[BEGIN Rows]

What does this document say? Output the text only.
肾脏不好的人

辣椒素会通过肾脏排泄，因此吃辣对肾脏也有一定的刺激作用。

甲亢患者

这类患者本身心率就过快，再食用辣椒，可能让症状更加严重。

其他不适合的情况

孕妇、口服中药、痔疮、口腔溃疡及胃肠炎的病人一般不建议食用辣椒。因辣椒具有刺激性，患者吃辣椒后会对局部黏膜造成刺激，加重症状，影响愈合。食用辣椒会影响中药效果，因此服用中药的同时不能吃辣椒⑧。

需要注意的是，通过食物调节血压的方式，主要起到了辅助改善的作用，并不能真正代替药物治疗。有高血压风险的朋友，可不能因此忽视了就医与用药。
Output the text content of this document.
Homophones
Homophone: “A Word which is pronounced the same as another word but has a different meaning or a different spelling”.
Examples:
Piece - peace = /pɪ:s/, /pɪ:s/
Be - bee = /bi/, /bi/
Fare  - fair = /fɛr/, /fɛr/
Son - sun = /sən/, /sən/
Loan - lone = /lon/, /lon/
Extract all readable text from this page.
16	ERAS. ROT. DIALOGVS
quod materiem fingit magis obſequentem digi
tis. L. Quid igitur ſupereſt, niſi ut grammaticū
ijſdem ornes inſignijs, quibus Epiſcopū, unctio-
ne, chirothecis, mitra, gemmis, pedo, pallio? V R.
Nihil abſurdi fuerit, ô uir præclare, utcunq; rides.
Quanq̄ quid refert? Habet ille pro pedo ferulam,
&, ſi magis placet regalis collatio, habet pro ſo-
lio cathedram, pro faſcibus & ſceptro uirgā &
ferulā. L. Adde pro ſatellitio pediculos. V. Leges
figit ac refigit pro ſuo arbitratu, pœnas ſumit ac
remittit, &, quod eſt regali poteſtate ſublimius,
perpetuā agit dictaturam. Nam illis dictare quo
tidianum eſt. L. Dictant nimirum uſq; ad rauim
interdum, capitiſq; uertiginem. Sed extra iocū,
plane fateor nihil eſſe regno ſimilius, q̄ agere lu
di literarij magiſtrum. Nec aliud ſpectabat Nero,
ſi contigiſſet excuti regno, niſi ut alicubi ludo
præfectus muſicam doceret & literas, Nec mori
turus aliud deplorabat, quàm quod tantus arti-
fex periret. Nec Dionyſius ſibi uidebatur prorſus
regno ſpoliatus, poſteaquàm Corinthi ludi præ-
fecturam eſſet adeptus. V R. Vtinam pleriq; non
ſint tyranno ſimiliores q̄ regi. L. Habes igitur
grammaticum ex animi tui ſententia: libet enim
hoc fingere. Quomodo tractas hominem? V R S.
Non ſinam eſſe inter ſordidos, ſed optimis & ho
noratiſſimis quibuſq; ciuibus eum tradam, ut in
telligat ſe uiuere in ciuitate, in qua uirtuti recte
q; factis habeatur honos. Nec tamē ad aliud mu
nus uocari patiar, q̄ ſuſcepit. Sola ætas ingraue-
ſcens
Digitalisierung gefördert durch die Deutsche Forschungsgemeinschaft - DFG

[END Rows]

*Exercise details*
Exact output of every entry is required.

*Completed exercise*
What does this document say? Output the text only.
肾脏不好的人

辣椒素会通过肾脏排泄，因此吃辣对肾脏也有一定的刺激作用。

甲亢患者

这类患者本身心率就过快，再食用辣椒，可能让症状更加严重。

其他不适合的情况

孕妇、口服中药、痔疮、口腔溃疡及胃肠炎的病人一般不建议食用辣椒。因辣椒具有刺激性，患者吃辣椒后会对局部黏膜造成刺激，加重症状，影响愈合。食用辣椒会影响中药效果，因此服用中药的同时不能吃辣椒⑧。

需要注意的是，通过食物调节血压的方式，主要起到了辅助改善的作用，并不能真正代替药物治疗。有高血压风险的朋友，可不能因此忽视了就医与用药。
Output the text content of this document.
Homophones
Homophone: “A Word which is pronounced the same as another word but has a different meaning or a different spelling”.
Examples:
Piece - peace = /pɪ:s/, /pɪ:s/
Be - bee = /bi/, /bi/
Fare  - fair = /fɛr/, /fɛr/
Son - sun = /sən/, /sən/
Loan - lone = /lon/, /lon/
Extract all readable text from this page.
16	ERAS. ROT. DIALOGVS
quod materiem fingit magis obſequentem digi
tis. L. Quid igitur ſupereſt, niſi ut grammaticū
ijſdem ornes inſignijs, quibus Epiſcopū, unctio-
ne, chirothecis, mitra, gemmis, pedo, pallio? V R.
Nihil abſurdi fuerit, ô uir præclare, utcunq; rides.
Quanq̄ quid refert? Habet ille pro pedo ferulam,
&, ſi magis placet regalis collatio, habet pro ſo-
lio cathedram, pro faſcibus & ſceptro uirgā &
ferulā. L. Adde pro ſatellitio pediculos. V. Leges
figit ac refigit pro ſuo arbitratu, pœnas ſumit ac
remittit, &, quod eſt regali poteſtate ſublimius,
perpetuā agit dictaturam. Nam illis dictare quo
tidianum eſt. L. Dictant nimirum uſq; ad rauim
interdum, capitiſq; uertiginem. Sed extra iocū,
plane fateor nihil eſſe regno ſimilius, q̄ agere lu
di literarij magiſtrum. Nec aliud ſpectabat Nero,
ſi contigiſſet excuti regno, niſi ut alicubi ludo
præfectus muſicam doceret & literas, Nec mori
turus aliud deplorabat, quàm quod tantus arti-
fex periret. Nec Dionyſius ſibi uidebatur prorſus
regno ſpoliatus, poſteaquàm Corinthi ludi præ-
fecturam eſſet adeptus. V R. Vtinam pleriq; non
ſint tyranno ſimiliores q̄ regi. L. Habes igitur
grammaticum ex animi tui ſententia: libet enim
hoc fingere. Quomodo tractas hominem? V R S.
Non ſinam eſſe inter ſordidos, ſed optimis & ho
noratiſſimis quibuſq; ciuibus eum tradam, ut in
telligat ſe uiuere in ciuitate, in qua uirtuti recte
q; factis habeatur honos. Nec tamē ad aliud mu
nus uocari patiar, q̄ ſuſcepit. Sola ætas ingraue-
ſcens
Digitalisierung gefördert durch die Deutsche Forschungsgemeinschaft - DFG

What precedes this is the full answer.